[START RAW RECORDS]
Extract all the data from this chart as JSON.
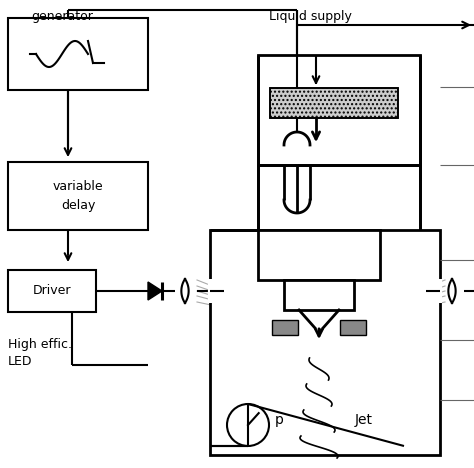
{
  "bg": "#ffffff",
  "lc": "#000000",
  "gc": "#aaaaaa",
  "figsize": [
    4.74,
    4.68
  ],
  "dpi": 100,
  "labels": {
    "generator": "generator",
    "liquid_supply": "Liquid supply",
    "variable_delay": "variable\ndelay",
    "driver": "Driver",
    "high_effic_led": "High effic.\nLED",
    "jet": "Jet",
    "p": "p"
  },
  "font_size": 9
}
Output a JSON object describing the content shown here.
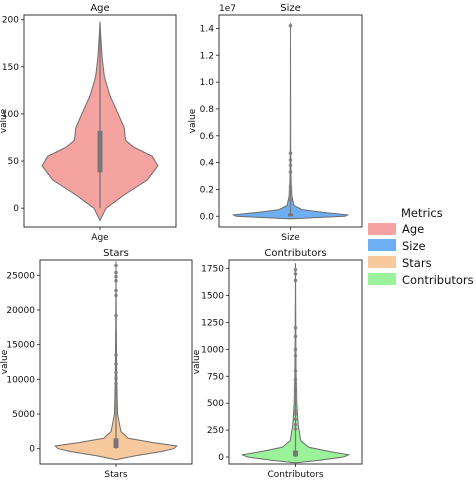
{
  "chart_data": [
    {
      "type": "violin",
      "title": "Age",
      "xlabel": "",
      "ylabel": "value",
      "category": "Age",
      "color": "#f4a3a1",
      "ylim": [
        -20,
        205
      ],
      "yticks": [
        0,
        50,
        100,
        150,
        200
      ],
      "offset_label": "",
      "density": [
        [
          -13,
          0.0
        ],
        [
          0,
          0.1
        ],
        [
          15,
          0.42
        ],
        [
          30,
          0.78
        ],
        [
          45,
          0.95
        ],
        [
          55,
          0.86
        ],
        [
          65,
          0.55
        ],
        [
          72,
          0.42
        ],
        [
          85,
          0.4
        ],
        [
          100,
          0.3
        ],
        [
          120,
          0.16
        ],
        [
          140,
          0.07
        ],
        [
          160,
          0.035
        ],
        [
          185,
          0.01
        ],
        [
          198,
          0.0
        ]
      ],
      "quartiles": [
        38,
        57,
        82
      ],
      "whiskers": [
        0,
        196
      ],
      "outliers": []
    },
    {
      "type": "violin",
      "title": "Size",
      "xlabel": "",
      "ylabel": "value",
      "category": "Size",
      "color": "#6eaef2",
      "ylim": [
        -0.08,
        1.5
      ],
      "yticks": [
        0.0,
        0.2,
        0.4,
        0.6,
        0.8,
        1.0,
        1.2,
        1.4
      ],
      "offset_label": "1e7",
      "density": [
        [
          -0.02,
          0.0
        ],
        [
          -0.012,
          0.35
        ],
        [
          0.0,
          0.95
        ],
        [
          0.01,
          1.0
        ],
        [
          0.03,
          0.55
        ],
        [
          0.05,
          0.2
        ],
        [
          0.08,
          0.06
        ],
        [
          0.15,
          0.025
        ],
        [
          0.25,
          0.01
        ],
        [
          0.5,
          0.004
        ],
        [
          1.0,
          0.002
        ],
        [
          1.44,
          0.0
        ]
      ],
      "quartiles": [
        0.0,
        0.005,
        0.02
      ],
      "whiskers": [
        0.0,
        0.1
      ],
      "outliers": [
        0.12,
        0.14,
        0.16,
        0.2,
        0.22,
        0.33,
        0.38,
        0.42,
        0.47,
        1.42
      ]
    },
    {
      "type": "violin",
      "title": "Stars",
      "xlabel": "",
      "ylabel": "value",
      "category": "Stars",
      "color": "#f8c99c",
      "ylim": [
        -2200,
        27200
      ],
      "yticks": [
        0,
        5000,
        10000,
        15000,
        20000,
        25000
      ],
      "offset_label": "",
      "density": [
        [
          -1600,
          0.0
        ],
        [
          -1000,
          0.32
        ],
        [
          -400,
          0.75
        ],
        [
          0,
          0.95
        ],
        [
          400,
          1.0
        ],
        [
          900,
          0.6
        ],
        [
          1500,
          0.2
        ],
        [
          2500,
          0.08
        ],
        [
          5000,
          0.025
        ],
        [
          10000,
          0.012
        ],
        [
          18000,
          0.005
        ],
        [
          27000,
          0.0
        ]
      ],
      "quartiles": [
        100,
        500,
        1500
      ],
      "whiskers": [
        0,
        6500
      ],
      "outliers": [
        7500,
        8400,
        9400,
        10200,
        11000,
        12200,
        13500,
        19200,
        22100,
        22800,
        24200,
        24800,
        25400,
        26400
      ]
    },
    {
      "type": "violin",
      "title": "Contributors",
      "xlabel": "",
      "ylabel": "value",
      "category": "Contributors",
      "color": "#9af39a",
      "ylim": [
        -65,
        1830
      ],
      "yticks": [
        0,
        250,
        500,
        750,
        1000,
        1250,
        1500,
        1750
      ],
      "offset_label": "",
      "density": [
        [
          -55,
          0.0
        ],
        [
          -30,
          0.45
        ],
        [
          0,
          0.9
        ],
        [
          20,
          1.0
        ],
        [
          50,
          0.65
        ],
        [
          90,
          0.25
        ],
        [
          150,
          0.1
        ],
        [
          300,
          0.05
        ],
        [
          500,
          0.025
        ],
        [
          800,
          0.01
        ],
        [
          1200,
          0.005
        ],
        [
          1800,
          0.0
        ]
      ],
      "quartiles": [
        5,
        20,
        60
      ],
      "whiskers": [
        0,
        220
      ],
      "outliers": [
        260,
        300,
        350,
        400,
        430,
        480,
        520,
        560,
        600,
        650,
        720,
        800,
        940,
        1000,
        1120,
        1200,
        1640,
        1700,
        1740
      ]
    }
  ],
  "legend": {
    "title": "Metrics",
    "placement": "right",
    "items": [
      {
        "label": "Age",
        "color": "#f4a3a1"
      },
      {
        "label": "Size",
        "color": "#6eaef2"
      },
      {
        "label": "Stars",
        "color": "#f8c99c"
      },
      {
        "label": "Contributors",
        "color": "#9af39a"
      }
    ]
  }
}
[END RAW RECORDS]
Copy out the records above in full, exactly as written, but not the pictures.

Extract all the data from this chart as JSON.
{
  "bg": "#ffffff",
  "lc": "#000000",
  "gc": "#aaaaaa",
  "figsize": [
    4.74,
    4.68
  ],
  "dpi": 100,
  "labels": {
    "generator": "generator",
    "liquid_supply": "Liquid supply",
    "variable_delay": "variable\ndelay",
    "driver": "Driver",
    "high_effic_led": "High effic.\nLED",
    "jet": "Jet",
    "p": "p"
  },
  "font_size": 9
}
Output a JSON object describing the content shown here.
{
  "chart_data": [
    {
      "type": "violin",
      "title": "Age",
      "xlabel": "",
      "ylabel": "value",
      "category": "Age",
      "color": "#f4a3a1",
      "ylim": [
        -20,
        205
      ],
      "yticks": [
        0,
        50,
        100,
        150,
        200
      ],
      "offset_label": "",
      "density": [
        [
          -13,
          0.0
        ],
        [
          0,
          0.1
        ],
        [
          15,
          0.42
        ],
        [
          30,
          0.78
        ],
        [
          45,
          0.95
        ],
        [
          55,
          0.86
        ],
        [
          65,
          0.55
        ],
        [
          72,
          0.42
        ],
        [
          85,
          0.4
        ],
        [
          100,
          0.3
        ],
        [
          120,
          0.16
        ],
        [
          140,
          0.07
        ],
        [
          160,
          0.035
        ],
        [
          185,
          0.01
        ],
        [
          198,
          0.0
        ]
      ],
      "quartiles": [
        38,
        57,
        82
      ],
      "whiskers": [
        0,
        196
      ],
      "outliers": []
    },
    {
      "type": "violin",
      "title": "Size",
      "xlabel": "",
      "ylabel": "value",
      "category": "Size",
      "color": "#6eaef2",
      "ylim": [
        -0.08,
        1.5
      ],
      "yticks": [
        0.0,
        0.2,
        0.4,
        0.6,
        0.8,
        1.0,
        1.2,
        1.4
      ],
      "offset_label": "1e7",
      "density": [
        [
          -0.02,
          0.0
        ],
        [
          -0.012,
          0.35
        ],
        [
          0.0,
          0.95
        ],
        [
          0.01,
          1.0
        ],
        [
          0.03,
          0.55
        ],
        [
          0.05,
          0.2
        ],
        [
          0.08,
          0.06
        ],
        [
          0.15,
          0.025
        ],
        [
          0.25,
          0.01
        ],
        [
          0.5,
          0.004
        ],
        [
          1.0,
          0.002
        ],
        [
          1.44,
          0.0
        ]
      ],
      "quartiles": [
        0.0,
        0.005,
        0.02
      ],
      "whiskers": [
        0.0,
        0.1
      ],
      "outliers": [
        0.12,
        0.14,
        0.16,
        0.2,
        0.22,
        0.33,
        0.38,
        0.42,
        0.47,
        1.42
      ]
    },
    {
      "type": "violin",
      "title": "Stars",
      "xlabel": "",
      "ylabel": "value",
      "category": "Stars",
      "color": "#f8c99c",
      "ylim": [
        -2200,
        27200
      ],
      "yticks": [
        0,
        5000,
        10000,
        15000,
        20000,
        25000
      ],
      "offset_label": "",
      "density": [
        [
          -1600,
          0.0
        ],
        [
          -1000,
          0.32
        ],
        [
          -400,
          0.75
        ],
        [
          0,
          0.95
        ],
        [
          400,
          1.0
        ],
        [
          900,
          0.6
        ],
        [
          1500,
          0.2
        ],
        [
          2500,
          0.08
        ],
        [
          5000,
          0.025
        ],
        [
          10000,
          0.012
        ],
        [
          18000,
          0.005
        ],
        [
          27000,
          0.0
        ]
      ],
      "quartiles": [
        100,
        500,
        1500
      ],
      "whiskers": [
        0,
        6500
      ],
      "outliers": [
        7500,
        8400,
        9400,
        10200,
        11000,
        12200,
        13500,
        19200,
        22100,
        22800,
        24200,
        24800,
        25400,
        26400
      ]
    },
    {
      "type": "violin",
      "title": "Contributors",
      "xlabel": "",
      "ylabel": "value",
      "category": "Contributors",
      "color": "#9af39a",
      "ylim": [
        -65,
        1830
      ],
      "yticks": [
        0,
        250,
        500,
        750,
        1000,
        1250,
        1500,
        1750
      ],
      "offset_label": "",
      "density": [
        [
          -55,
          0.0
        ],
        [
          -30,
          0.45
        ],
        [
          0,
          0.9
        ],
        [
          20,
          1.0
        ],
        [
          50,
          0.65
        ],
        [
          90,
          0.25
        ],
        [
          150,
          0.1
        ],
        [
          300,
          0.05
        ],
        [
          500,
          0.025
        ],
        [
          800,
          0.01
        ],
        [
          1200,
          0.005
        ],
        [
          1800,
          0.0
        ]
      ],
      "quartiles": [
        5,
        20,
        60
      ],
      "whiskers": [
        0,
        220
      ],
      "outliers": [
        260,
        300,
        350,
        400,
        430,
        480,
        520,
        560,
        600,
        650,
        720,
        800,
        940,
        1000,
        1120,
        1200,
        1640,
        1700,
        1740
      ]
    }
  ],
  "legend": {
    "title": "Metrics",
    "placement": "right",
    "items": [
      {
        "label": "Age",
        "color": "#f4a3a1"
      },
      {
        "label": "Size",
        "color": "#6eaef2"
      },
      {
        "label": "Stars",
        "color": "#f8c99c"
      },
      {
        "label": "Contributors",
        "color": "#9af39a"
      }
    ]
  }
}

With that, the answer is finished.